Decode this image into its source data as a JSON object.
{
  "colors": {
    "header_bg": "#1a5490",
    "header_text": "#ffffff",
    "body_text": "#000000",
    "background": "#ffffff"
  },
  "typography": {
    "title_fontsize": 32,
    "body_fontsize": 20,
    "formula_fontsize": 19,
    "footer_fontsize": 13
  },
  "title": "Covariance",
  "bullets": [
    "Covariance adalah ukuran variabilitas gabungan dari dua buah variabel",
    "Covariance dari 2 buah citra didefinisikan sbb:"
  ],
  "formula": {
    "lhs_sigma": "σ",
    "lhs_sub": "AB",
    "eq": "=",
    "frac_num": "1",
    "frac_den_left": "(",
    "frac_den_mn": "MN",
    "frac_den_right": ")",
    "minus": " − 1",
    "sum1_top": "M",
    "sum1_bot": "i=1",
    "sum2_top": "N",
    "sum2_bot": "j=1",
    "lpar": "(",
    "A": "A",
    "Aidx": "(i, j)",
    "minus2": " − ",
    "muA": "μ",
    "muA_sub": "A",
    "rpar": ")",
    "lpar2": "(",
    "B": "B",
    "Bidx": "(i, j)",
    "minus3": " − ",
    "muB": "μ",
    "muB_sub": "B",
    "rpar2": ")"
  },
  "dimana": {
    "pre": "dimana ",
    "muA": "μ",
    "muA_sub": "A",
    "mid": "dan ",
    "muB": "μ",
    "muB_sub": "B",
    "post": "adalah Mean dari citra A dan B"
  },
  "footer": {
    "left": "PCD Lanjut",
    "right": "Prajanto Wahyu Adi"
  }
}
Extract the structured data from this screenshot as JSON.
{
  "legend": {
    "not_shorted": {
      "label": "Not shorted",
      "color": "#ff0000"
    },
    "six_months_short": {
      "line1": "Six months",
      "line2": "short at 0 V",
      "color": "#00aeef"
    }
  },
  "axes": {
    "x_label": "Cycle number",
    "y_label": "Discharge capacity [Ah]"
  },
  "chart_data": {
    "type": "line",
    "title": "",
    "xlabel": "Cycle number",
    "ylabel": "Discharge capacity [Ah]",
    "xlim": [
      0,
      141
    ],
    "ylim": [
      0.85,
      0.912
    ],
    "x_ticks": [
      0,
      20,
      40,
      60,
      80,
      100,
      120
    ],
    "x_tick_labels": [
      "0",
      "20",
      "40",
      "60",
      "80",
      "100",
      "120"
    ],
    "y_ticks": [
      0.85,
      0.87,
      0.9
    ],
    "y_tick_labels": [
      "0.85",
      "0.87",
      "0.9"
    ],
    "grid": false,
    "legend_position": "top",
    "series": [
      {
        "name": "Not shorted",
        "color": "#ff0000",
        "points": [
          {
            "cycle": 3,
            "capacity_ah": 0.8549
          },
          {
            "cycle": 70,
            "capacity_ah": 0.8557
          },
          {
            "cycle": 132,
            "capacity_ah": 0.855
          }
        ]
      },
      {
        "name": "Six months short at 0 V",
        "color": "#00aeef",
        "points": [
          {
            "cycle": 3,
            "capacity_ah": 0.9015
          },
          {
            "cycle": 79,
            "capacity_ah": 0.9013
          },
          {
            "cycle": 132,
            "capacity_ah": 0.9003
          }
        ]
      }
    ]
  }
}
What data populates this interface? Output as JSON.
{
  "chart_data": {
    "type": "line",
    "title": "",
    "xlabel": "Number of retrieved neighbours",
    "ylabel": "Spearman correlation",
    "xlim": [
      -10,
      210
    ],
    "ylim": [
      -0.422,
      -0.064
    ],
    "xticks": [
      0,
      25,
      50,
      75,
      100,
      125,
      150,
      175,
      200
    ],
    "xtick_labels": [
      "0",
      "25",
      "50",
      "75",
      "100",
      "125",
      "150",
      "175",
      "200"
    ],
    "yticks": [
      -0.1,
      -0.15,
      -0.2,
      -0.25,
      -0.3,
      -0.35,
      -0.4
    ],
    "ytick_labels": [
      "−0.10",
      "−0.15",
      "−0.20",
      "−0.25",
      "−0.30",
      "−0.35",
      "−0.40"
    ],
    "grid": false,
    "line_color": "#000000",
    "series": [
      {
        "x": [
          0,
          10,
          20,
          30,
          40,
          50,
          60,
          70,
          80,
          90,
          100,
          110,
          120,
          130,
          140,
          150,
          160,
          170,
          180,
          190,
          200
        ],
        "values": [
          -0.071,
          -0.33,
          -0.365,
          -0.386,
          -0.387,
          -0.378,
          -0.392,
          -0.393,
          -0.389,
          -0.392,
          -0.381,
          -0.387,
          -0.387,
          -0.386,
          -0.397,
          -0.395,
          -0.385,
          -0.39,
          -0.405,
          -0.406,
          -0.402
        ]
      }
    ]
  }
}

◆ ◆ ◆

EXERCISE OBJECTIVE
Select all lines in the listing that include the word "name".

RESULT OF THIS EXERCISE
        "name": "Not shorted",
        "name": "Six months short at 0 V",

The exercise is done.